- [REQUIRED WORK] Repeat the entire listing exactly.

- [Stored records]

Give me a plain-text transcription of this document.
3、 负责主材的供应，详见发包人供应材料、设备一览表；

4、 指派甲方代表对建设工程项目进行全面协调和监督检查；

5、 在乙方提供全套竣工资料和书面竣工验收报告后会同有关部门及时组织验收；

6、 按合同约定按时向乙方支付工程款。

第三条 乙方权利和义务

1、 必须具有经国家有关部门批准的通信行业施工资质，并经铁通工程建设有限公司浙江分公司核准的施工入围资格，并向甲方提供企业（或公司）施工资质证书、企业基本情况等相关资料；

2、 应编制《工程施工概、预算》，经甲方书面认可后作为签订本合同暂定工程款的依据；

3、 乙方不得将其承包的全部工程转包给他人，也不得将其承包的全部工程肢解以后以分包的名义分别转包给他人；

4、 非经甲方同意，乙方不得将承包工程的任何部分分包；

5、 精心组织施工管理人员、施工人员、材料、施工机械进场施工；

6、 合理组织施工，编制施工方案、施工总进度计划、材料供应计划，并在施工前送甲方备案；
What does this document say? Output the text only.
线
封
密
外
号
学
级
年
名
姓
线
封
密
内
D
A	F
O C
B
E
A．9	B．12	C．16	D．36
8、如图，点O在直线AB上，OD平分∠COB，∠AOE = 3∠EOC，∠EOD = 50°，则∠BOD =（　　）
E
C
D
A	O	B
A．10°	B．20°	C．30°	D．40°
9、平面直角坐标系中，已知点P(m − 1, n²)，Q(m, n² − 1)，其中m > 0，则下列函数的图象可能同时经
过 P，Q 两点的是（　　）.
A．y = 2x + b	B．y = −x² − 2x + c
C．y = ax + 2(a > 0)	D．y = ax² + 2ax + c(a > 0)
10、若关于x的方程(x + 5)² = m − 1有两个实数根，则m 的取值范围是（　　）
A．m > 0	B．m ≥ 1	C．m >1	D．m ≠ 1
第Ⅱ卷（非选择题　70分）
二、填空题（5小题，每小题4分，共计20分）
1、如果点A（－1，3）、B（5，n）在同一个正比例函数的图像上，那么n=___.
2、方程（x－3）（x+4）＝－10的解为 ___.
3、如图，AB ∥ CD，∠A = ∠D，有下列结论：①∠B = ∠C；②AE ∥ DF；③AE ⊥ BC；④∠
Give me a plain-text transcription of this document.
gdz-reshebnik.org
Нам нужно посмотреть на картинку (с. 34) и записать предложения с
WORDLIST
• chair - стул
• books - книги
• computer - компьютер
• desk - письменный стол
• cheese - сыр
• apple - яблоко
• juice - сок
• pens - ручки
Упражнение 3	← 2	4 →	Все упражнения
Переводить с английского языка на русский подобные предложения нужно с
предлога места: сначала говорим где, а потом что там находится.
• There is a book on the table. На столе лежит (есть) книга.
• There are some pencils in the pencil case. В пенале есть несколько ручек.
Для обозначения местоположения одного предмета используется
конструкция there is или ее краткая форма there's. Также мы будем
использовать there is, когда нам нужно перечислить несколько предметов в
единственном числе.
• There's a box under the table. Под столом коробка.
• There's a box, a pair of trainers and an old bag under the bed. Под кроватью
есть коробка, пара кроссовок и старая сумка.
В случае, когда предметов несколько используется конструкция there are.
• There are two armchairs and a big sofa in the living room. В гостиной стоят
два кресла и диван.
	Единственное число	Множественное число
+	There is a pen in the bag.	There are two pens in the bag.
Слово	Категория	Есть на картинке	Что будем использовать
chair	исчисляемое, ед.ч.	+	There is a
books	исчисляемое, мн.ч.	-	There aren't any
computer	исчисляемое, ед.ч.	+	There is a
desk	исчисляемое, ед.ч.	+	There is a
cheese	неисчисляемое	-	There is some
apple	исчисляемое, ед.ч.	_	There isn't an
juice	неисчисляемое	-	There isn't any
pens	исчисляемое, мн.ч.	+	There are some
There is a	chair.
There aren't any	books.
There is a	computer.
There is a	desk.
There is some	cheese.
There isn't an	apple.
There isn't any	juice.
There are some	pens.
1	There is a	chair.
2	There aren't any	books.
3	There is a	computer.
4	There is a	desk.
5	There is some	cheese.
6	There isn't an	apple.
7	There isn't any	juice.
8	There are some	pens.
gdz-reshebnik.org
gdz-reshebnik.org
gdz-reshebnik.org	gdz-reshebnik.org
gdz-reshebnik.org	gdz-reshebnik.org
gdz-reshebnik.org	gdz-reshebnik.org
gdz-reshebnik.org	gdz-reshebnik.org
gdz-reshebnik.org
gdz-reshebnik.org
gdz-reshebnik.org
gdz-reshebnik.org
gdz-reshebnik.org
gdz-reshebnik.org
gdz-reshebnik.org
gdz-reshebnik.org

- [SOLUTION]
Give me a plain-text transcription of this document.
3、 负责主材的供应，详见发包人供应材料、设备一览表；

4、 指派甲方代表对建设工程项目进行全面协调和监督检查；

5、 在乙方提供全套竣工资料和书面竣工验收报告后会同有关部门及时组织验收；

6、 按合同约定按时向乙方支付工程款。

第三条 乙方权利和义务

1、 必须具有经国家有关部门批准的通信行业施工资质，并经铁通工程建设有限公司浙江分公司核准的施工入围资格，并向甲方提供企业（或公司）施工资质证书、企业基本情况等相关资料；

2、 应编制《工程施工概、预算》，经甲方书面认可后作为签订本合同暂定工程款的依据；

3、 乙方不得将其承包的全部工程转包给他人，也不得将其承包的全部工程肢解以后以分包的名义分别转包给他人；

4、 非经甲方同意，乙方不得将承包工程的任何部分分包；

5、 精心组织施工管理人员、施工人员、材料、施工机械进场施工；

6、 合理组织施工，编制施工方案、施工总进度计划、材料供应计划，并在施工前送甲方备案；
What does this document say? Output the text only.
线
封
密
外
号
学
级
年
名
姓
线
封
密
内
D
A	F
O C
B
E
A．9	B．12	C．16	D．36
8、如图，点O在直线AB上，OD平分∠COB，∠AOE = 3∠EOC，∠EOD = 50°，则∠BOD =（　　）
E
C
D
A	O	B
A．10°	B．20°	C．30°	D．40°
9、平面直角坐标系中，已知点P(m − 1, n²)，Q(m, n² − 1)，其中m > 0，则下列函数的图象可能同时经
过 P，Q 两点的是（　　）.
A．y = 2x + b	B．y = −x² − 2x + c
C．y = ax + 2(a > 0)	D．y = ax² + 2ax + c(a > 0)
10、若关于x的方程(x + 5)² = m − 1有两个实数根，则m 的取值范围是（　　）
A．m > 0	B．m ≥ 1	C．m >1	D．m ≠ 1
第Ⅱ卷（非选择题　70分）
二、填空题（5小题，每小题4分，共计20分）
1、如果点A（－1，3）、B（5，n）在同一个正比例函数的图像上，那么n=___.
2、方程（x－3）（x+4）＝－10的解为 ___.
3、如图，AB ∥ CD，∠A = ∠D，有下列结论：①∠B = ∠C；②AE ∥ DF；③AE ⊥ BC；④∠
Give me a plain-text transcription of this document.
gdz-reshebnik.org
Нам нужно посмотреть на картинку (с. 34) и записать предложения с
WORDLIST
• chair - стул
• books - книги
• computer - компьютер
• desk - письменный стол
• cheese - сыр
• apple - яблоко
• juice - сок
• pens - ручки
Упражнение 3	← 2	4 →	Все упражнения
Переводить с английского языка на русский подобные предложения нужно с
предлога места: сначала говорим где, а потом что там находится.
• There is a book on the table. На столе лежит (есть) книга.
• There are some pencils in the pencil case. В пенале есть несколько ручек.
Для обозначения местоположения одного предмета используется
конструкция there is или ее краткая форма there's. Также мы будем
использовать there is, когда нам нужно перечислить несколько предметов в
единственном числе.
• There's a box under the table. Под столом коробка.
• There's a box, a pair of trainers and an old bag under the bed. Под кроватью
есть коробка, пара кроссовок и старая сумка.
В случае, когда предметов несколько используется конструкция there are.
• There are two armchairs and a big sofa in the living room. В гостиной стоят
два кресла и диван.
	Единственное число	Множественное число
+	There is a pen in the bag.	There are two pens in the bag.
Слово	Категория	Есть на картинке	Что будем использовать
chair	исчисляемое, ед.ч.	+	There is a
books	исчисляемое, мн.ч.	-	There aren't any
computer	исчисляемое, ед.ч.	+	There is a
desk	исчисляемое, ед.ч.	+	There is a
cheese	неисчисляемое	-	There is some
apple	исчисляемое, ед.ч.	_	There isn't an
juice	неисчисляемое	-	There isn't any
pens	исчисляемое, мн.ч.	+	There are some
There is a	chair.
There aren't any	books.
There is a	computer.
There is a	desk.
There is some	cheese.
There isn't an	apple.
There isn't any	juice.
There are some	pens.
1	There is a	chair.
2	There aren't any	books.
3	There is a	computer.
4	There is a	desk.
5	There is some	cheese.
6	There isn't an	apple.
7	There isn't any	juice.
8	There are some	pens.
gdz-reshebnik.org
gdz-reshebnik.org
gdz-reshebnik.org	gdz-reshebnik.org
gdz-reshebnik.org	gdz-reshebnik.org
gdz-reshebnik.org	gdz-reshebnik.org
gdz-reshebnik.org	gdz-reshebnik.org
gdz-reshebnik.org
gdz-reshebnik.org
gdz-reshebnik.org
gdz-reshebnik.org
gdz-reshebnik.org
gdz-reshebnik.org
gdz-reshebnik.org
gdz-reshebnik.org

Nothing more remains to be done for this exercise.